>> start
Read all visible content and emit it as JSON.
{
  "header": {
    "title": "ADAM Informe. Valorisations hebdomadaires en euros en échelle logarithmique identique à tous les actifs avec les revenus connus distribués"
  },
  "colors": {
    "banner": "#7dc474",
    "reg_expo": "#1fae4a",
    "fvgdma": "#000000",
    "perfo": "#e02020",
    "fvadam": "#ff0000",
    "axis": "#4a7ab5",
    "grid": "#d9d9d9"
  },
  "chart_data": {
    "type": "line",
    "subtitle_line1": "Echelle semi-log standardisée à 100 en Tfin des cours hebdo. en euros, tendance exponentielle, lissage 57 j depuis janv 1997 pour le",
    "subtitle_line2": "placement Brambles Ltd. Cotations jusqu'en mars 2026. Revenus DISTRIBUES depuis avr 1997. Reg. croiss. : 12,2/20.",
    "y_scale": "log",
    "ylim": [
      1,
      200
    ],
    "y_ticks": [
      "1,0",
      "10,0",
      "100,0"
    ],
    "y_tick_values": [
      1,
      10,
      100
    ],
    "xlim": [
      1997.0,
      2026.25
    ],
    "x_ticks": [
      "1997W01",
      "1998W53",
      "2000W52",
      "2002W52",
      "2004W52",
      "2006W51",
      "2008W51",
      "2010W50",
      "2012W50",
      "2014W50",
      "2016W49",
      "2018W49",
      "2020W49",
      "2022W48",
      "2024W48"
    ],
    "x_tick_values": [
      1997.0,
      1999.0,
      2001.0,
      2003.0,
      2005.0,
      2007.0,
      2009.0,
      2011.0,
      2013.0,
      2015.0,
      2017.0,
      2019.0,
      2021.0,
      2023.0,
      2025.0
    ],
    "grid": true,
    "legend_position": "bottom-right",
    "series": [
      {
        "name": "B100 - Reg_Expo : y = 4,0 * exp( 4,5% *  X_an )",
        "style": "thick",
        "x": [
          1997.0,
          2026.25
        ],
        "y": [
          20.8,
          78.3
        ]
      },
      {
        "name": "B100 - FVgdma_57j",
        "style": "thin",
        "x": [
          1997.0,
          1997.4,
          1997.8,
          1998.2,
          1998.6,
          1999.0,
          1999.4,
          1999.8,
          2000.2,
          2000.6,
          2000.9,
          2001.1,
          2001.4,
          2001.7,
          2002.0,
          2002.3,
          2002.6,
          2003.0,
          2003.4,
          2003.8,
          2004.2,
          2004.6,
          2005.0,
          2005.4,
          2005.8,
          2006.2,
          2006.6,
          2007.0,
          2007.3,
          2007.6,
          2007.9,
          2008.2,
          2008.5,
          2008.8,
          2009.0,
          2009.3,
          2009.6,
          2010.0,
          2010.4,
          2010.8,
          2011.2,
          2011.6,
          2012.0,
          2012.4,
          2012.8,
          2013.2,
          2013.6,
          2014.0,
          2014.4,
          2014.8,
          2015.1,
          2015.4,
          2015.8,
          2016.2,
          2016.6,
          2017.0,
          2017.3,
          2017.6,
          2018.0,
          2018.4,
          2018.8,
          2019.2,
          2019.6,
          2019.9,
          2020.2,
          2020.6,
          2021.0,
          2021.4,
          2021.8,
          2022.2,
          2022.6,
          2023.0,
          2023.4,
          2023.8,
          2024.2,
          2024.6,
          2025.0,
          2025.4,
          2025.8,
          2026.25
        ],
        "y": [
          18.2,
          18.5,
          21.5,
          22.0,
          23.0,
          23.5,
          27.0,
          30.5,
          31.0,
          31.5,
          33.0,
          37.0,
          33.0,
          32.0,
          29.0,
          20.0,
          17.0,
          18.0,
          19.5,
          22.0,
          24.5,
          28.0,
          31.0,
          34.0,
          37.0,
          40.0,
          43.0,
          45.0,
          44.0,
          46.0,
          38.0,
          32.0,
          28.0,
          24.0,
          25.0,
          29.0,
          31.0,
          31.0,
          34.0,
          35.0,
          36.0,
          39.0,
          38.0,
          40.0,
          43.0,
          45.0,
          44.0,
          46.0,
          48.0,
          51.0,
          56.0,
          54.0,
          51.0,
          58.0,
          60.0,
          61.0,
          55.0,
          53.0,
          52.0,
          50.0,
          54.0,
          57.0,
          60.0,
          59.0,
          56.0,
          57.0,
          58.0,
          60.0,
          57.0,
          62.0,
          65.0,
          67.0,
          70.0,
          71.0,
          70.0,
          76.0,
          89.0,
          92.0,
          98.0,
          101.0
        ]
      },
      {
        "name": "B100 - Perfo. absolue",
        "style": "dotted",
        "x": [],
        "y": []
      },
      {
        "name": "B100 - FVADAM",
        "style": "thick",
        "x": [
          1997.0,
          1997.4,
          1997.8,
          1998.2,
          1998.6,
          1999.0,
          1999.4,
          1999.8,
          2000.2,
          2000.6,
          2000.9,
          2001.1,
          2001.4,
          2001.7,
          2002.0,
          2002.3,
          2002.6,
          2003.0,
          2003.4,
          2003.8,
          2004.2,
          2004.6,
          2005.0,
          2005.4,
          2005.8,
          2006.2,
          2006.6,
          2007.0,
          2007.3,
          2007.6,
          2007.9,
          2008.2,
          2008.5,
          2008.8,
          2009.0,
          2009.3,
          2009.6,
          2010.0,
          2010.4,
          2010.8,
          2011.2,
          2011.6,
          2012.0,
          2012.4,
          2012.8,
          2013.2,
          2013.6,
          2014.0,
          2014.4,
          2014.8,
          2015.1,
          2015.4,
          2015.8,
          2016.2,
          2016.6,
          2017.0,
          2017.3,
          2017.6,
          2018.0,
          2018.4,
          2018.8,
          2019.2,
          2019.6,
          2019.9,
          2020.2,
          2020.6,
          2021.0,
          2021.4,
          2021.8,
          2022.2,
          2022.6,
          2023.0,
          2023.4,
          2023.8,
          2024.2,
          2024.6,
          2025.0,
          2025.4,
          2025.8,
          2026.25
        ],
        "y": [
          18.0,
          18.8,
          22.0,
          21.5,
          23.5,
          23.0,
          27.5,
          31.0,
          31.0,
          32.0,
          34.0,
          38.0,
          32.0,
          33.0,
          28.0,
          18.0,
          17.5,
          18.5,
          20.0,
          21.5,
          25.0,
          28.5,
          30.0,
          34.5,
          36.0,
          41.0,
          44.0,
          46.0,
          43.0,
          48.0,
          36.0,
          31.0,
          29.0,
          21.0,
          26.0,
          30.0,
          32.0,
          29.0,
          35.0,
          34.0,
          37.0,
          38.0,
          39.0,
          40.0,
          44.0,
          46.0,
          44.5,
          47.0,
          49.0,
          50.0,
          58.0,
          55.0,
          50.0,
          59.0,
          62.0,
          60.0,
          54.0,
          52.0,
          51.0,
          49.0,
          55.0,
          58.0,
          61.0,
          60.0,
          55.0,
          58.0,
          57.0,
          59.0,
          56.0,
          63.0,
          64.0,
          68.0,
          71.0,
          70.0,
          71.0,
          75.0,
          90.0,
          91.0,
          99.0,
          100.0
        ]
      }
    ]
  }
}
>> end
**Exercise description:** Only the number is wanted: how many lines of the material contain the word "name"?

**Solution for this exercise:** 4